Set task
Search the data for the word "Causes" and copy every line that contains it.

[Items from a dataset]
[Start]
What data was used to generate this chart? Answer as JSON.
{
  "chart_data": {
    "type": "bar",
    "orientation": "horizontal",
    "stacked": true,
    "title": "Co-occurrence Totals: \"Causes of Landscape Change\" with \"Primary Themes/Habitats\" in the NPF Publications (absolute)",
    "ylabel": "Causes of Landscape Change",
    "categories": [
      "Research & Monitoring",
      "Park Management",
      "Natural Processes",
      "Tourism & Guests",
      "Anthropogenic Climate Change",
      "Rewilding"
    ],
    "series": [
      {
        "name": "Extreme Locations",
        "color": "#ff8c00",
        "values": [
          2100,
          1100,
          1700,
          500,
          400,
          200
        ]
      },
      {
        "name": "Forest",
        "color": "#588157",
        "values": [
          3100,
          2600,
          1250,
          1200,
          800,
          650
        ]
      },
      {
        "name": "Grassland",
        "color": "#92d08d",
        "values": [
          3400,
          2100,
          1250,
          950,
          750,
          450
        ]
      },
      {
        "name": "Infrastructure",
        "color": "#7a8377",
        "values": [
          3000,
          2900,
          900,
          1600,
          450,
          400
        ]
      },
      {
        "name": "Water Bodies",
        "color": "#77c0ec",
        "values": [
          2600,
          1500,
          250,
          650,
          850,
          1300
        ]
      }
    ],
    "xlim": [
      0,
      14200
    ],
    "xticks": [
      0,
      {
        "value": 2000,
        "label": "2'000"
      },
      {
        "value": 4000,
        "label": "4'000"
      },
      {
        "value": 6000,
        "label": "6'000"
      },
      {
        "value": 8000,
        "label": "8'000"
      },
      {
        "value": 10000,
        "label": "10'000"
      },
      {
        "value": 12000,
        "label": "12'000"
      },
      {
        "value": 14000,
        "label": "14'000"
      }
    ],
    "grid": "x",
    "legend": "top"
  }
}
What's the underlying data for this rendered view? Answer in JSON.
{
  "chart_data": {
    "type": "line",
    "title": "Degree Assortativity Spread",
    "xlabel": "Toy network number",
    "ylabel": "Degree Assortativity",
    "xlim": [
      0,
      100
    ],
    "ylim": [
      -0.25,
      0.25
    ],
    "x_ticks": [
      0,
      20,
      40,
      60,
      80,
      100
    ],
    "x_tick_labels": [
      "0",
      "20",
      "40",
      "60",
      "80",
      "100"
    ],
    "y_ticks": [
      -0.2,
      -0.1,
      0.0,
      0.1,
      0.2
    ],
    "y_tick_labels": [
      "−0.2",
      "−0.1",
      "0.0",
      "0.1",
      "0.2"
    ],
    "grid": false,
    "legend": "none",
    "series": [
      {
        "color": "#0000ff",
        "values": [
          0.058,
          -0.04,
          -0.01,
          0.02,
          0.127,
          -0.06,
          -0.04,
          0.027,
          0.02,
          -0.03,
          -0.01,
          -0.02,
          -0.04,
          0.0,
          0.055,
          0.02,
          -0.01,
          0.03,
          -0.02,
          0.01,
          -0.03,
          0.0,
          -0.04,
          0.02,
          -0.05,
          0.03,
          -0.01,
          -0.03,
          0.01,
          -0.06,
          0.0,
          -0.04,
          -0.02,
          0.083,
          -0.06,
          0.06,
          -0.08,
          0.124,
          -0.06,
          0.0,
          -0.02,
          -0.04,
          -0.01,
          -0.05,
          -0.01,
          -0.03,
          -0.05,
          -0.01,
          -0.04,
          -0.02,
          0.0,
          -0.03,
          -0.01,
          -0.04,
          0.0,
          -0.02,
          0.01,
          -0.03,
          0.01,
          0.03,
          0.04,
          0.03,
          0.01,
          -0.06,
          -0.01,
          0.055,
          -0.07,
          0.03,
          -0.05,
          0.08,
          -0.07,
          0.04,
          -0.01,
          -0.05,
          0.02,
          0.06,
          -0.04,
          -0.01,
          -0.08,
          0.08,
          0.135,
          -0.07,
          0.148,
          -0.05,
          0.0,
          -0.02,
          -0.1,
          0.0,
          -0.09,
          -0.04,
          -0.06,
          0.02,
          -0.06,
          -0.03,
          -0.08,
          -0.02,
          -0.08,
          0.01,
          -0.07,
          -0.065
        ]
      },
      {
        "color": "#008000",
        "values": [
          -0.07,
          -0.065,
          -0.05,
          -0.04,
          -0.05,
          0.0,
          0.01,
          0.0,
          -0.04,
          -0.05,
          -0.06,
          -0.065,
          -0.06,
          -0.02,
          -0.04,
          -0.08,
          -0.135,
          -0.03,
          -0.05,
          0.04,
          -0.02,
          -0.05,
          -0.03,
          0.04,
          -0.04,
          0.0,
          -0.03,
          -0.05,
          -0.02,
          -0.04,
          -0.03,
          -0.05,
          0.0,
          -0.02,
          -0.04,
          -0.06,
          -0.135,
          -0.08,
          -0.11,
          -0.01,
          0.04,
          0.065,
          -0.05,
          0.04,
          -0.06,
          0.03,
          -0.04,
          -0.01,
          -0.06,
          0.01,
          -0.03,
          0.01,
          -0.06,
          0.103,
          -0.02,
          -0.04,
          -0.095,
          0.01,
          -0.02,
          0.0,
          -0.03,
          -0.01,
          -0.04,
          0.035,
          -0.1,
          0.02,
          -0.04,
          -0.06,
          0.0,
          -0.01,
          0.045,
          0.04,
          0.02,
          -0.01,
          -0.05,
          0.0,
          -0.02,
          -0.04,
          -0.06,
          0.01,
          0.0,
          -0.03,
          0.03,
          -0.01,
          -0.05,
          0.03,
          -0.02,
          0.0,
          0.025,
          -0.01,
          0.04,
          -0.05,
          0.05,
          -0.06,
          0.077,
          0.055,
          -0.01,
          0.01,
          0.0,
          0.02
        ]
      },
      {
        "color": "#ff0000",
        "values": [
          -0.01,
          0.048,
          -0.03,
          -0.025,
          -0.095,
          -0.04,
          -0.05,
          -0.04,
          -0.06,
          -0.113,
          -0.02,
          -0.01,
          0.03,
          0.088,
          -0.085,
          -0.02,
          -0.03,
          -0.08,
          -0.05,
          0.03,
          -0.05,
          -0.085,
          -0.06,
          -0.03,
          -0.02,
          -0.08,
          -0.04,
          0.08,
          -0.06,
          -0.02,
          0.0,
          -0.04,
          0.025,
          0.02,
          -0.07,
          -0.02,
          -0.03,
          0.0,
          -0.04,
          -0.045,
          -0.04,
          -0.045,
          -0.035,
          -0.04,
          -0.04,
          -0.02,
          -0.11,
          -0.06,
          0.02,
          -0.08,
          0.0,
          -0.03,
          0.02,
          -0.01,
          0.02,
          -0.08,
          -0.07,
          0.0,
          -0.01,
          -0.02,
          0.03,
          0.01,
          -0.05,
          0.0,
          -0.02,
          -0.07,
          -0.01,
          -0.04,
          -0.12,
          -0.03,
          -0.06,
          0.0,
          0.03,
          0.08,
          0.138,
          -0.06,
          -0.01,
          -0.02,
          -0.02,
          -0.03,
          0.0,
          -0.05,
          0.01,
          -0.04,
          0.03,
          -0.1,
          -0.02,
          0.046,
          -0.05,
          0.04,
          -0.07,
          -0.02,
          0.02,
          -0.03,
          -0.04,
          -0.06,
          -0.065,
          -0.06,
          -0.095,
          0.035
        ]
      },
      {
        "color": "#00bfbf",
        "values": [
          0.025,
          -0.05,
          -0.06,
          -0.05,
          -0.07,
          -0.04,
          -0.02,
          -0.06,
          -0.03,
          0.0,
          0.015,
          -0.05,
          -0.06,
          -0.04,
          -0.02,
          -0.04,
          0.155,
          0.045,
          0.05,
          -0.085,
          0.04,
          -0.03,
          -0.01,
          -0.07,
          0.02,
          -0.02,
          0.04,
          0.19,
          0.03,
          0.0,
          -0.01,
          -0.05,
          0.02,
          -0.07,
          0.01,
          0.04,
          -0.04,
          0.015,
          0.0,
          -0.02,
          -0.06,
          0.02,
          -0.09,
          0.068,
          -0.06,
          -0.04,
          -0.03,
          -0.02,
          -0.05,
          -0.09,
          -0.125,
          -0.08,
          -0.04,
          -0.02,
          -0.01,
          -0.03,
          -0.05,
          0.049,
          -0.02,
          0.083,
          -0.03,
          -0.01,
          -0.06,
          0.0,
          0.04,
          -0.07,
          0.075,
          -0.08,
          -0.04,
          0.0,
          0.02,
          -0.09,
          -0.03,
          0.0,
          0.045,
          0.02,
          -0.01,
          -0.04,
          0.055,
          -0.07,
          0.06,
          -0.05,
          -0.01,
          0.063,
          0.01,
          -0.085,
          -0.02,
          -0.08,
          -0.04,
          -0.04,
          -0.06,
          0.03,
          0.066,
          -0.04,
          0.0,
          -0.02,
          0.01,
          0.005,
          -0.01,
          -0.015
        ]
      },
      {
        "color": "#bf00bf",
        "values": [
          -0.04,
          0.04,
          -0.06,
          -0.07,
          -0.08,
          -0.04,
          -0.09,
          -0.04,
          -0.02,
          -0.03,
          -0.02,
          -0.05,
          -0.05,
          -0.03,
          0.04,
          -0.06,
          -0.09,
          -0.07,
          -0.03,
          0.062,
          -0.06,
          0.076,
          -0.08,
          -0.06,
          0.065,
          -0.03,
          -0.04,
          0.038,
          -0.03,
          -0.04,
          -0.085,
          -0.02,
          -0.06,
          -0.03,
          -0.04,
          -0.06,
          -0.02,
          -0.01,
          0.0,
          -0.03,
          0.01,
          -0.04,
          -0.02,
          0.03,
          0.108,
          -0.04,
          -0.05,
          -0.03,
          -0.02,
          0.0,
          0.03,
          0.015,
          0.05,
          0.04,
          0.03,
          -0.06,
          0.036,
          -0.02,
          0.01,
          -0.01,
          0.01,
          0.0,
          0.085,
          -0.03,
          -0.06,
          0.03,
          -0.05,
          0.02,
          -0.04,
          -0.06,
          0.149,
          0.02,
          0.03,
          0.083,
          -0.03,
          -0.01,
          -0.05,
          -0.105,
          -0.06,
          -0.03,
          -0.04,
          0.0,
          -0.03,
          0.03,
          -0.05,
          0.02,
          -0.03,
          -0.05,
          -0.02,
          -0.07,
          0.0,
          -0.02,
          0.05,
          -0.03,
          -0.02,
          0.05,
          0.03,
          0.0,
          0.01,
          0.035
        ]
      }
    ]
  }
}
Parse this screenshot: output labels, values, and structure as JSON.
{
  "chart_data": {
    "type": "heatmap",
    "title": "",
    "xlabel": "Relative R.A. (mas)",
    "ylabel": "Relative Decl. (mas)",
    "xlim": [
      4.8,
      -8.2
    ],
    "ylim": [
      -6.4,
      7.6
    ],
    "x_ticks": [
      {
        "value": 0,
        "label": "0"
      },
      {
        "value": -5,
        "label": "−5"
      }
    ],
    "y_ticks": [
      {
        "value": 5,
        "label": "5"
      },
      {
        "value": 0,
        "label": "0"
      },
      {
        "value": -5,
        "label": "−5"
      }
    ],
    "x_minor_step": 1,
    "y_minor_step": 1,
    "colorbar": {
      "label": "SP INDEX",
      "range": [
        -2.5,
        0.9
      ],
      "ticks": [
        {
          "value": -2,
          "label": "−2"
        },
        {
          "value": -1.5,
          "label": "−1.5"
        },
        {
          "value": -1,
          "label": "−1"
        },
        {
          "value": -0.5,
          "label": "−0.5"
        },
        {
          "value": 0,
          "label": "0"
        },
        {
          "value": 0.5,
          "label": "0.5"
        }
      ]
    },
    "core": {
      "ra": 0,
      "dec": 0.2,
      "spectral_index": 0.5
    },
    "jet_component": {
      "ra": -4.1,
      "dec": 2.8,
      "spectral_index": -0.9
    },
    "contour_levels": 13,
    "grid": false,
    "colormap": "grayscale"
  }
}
[End]
Result
    "title": "Co-occurrence Totals: \"Causes of Landscape Change\" with \"Primary Themes/Habitats\" in the NPF Publications (absolute)",
    "ylabel": "Causes of Landscape Change",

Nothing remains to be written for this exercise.